[START OF The records]

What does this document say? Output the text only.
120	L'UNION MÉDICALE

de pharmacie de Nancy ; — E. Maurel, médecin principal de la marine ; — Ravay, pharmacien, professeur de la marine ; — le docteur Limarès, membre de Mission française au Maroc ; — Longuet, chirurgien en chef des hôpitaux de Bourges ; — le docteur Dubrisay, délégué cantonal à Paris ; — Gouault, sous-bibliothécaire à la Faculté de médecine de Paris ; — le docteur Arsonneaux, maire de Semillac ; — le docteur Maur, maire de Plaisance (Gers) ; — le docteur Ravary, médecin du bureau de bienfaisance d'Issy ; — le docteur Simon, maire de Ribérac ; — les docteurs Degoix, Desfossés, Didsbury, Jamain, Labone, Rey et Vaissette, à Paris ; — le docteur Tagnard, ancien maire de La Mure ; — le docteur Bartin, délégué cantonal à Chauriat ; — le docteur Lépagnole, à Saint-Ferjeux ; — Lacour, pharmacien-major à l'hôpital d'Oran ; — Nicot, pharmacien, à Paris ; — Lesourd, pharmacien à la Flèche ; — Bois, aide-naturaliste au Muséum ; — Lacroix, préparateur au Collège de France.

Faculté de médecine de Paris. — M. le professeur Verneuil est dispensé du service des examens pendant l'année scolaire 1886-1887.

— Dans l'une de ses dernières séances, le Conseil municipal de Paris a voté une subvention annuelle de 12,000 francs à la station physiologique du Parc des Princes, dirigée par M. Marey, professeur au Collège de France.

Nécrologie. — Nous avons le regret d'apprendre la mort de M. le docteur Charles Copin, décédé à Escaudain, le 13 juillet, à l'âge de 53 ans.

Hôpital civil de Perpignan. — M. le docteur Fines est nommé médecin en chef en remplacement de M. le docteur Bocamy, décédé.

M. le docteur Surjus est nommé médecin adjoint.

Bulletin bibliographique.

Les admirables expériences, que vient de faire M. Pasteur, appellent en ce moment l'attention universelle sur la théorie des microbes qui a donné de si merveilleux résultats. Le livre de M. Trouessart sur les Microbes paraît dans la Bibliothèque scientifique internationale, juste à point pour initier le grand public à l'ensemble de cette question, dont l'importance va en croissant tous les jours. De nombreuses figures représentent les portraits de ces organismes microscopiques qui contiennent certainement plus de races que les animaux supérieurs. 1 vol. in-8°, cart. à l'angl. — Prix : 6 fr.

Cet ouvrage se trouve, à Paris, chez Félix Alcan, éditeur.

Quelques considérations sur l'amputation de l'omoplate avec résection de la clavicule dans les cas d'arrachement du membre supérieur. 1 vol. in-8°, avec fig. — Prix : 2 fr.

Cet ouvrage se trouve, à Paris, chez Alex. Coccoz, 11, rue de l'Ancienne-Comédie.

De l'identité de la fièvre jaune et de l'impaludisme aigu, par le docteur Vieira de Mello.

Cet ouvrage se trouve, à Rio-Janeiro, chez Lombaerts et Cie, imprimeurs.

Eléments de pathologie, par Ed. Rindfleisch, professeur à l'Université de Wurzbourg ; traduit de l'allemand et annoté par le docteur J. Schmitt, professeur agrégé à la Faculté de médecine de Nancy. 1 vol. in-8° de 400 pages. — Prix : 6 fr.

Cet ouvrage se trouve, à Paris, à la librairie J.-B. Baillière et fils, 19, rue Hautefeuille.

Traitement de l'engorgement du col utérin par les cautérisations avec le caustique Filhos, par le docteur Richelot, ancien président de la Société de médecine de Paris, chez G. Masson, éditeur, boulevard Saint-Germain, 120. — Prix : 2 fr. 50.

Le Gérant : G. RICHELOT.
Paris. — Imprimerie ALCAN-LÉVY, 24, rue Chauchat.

[END OF The records]

Retype the listing exactly, in full.

What does this document say? Output the text only.
120	L'UNION MÉDICALE

de pharmacie de Nancy ; — E. Maurel, médecin principal de la marine ; — Ravay, pharmacien, professeur de la marine ; — le docteur Limarès, membre de Mission française au Maroc ; — Longuet, chirurgien en chef des hôpitaux de Bourges ; — le docteur Dubrisay, délégué cantonal à Paris ; — Gouault, sous-bibliothécaire à la Faculté de médecine de Paris ; — le docteur Arsonneaux, maire de Semillac ; — le docteur Maur, maire de Plaisance (Gers) ; — le docteur Ravary, médecin du bureau de bienfaisance d'Issy ; — le docteur Simon, maire de Ribérac ; — les docteurs Degoix, Desfossés, Didsbury, Jamain, Labone, Rey et Vaissette, à Paris ; — le docteur Tagnard, ancien maire de La Mure ; — le docteur Bartin, délégué cantonal à Chauriat ; — le docteur Lépagnole, à Saint-Ferjeux ; — Lacour, pharmacien-major à l'hôpital d'Oran ; — Nicot, pharmacien, à Paris ; — Lesourd, pharmacien à la Flèche ; — Bois, aide-naturaliste au Muséum ; — Lacroix, préparateur au Collège de France.

Faculté de médecine de Paris. — M. le professeur Verneuil est dispensé du service des examens pendant l'année scolaire 1886-1887.

— Dans l'une de ses dernières séances, le Conseil municipal de Paris a voté une subvention annuelle de 12,000 francs à la station physiologique du Parc des Princes, dirigée par M. Marey, professeur au Collège de France.

Nécrologie. — Nous avons le regret d'apprendre la mort de M. le docteur Charles Copin, décédé à Escaudain, le 13 juillet, à l'âge de 53 ans.

Hôpital civil de Perpignan. — M. le docteur Fines est nommé médecin en chef en remplacement de M. le docteur Bocamy, décédé.

M. le docteur Surjus est nommé médecin adjoint.

Bulletin bibliographique.

Les admirables expériences, que vient de faire M. Pasteur, appellent en ce moment l'attention universelle sur la théorie des microbes qui a donné de si merveilleux résultats. Le livre de M. Trouessart sur les Microbes paraît dans la Bibliothèque scientifique internationale, juste à point pour initier le grand public à l'ensemble de cette question, dont l'importance va en croissant tous les jours. De nombreuses figures représentent les portraits de ces organismes microscopiques qui contiennent certainement plus de races que les animaux supérieurs. 1 vol. in-8°, cart. à l'angl. — Prix : 6 fr.

Cet ouvrage se trouve, à Paris, chez Félix Alcan, éditeur.

Quelques considérations sur l'amputation de l'omoplate avec résection de la clavicule dans les cas d'arrachement du membre supérieur. 1 vol. in-8°, avec fig. — Prix : 2 fr.

Cet ouvrage se trouve, à Paris, chez Alex. Coccoz, 11, rue de l'Ancienne-Comédie.

De l'identité de la fièvre jaune et de l'impaludisme aigu, par le docteur Vieira de Mello.

Cet ouvrage se trouve, à Rio-Janeiro, chez Lombaerts et Cie, imprimeurs.

Eléments de pathologie, par Ed. Rindfleisch, professeur à l'Université de Wurzbourg ; traduit de l'allemand et annoté par le docteur J. Schmitt, professeur agrégé à la Faculté de médecine de Nancy. 1 vol. in-8° de 400 pages. — Prix : 6 fr.

Cet ouvrage se trouve, à Paris, à la librairie J.-B. Baillière et fils, 19, rue Hautefeuille.

Traitement de l'engorgement du col utérin par les cautérisations avec le caustique Filhos, par le docteur Richelot, ancien président de la Société de médecine de Paris, chez G. Masson, éditeur, boulevard Saint-Germain, 120. — Prix : 2 fr. 50.

Le Gérant : G. RICHELOT.
Paris. — Imprimerie ALCAN-LÉVY, 24, rue Chauchat.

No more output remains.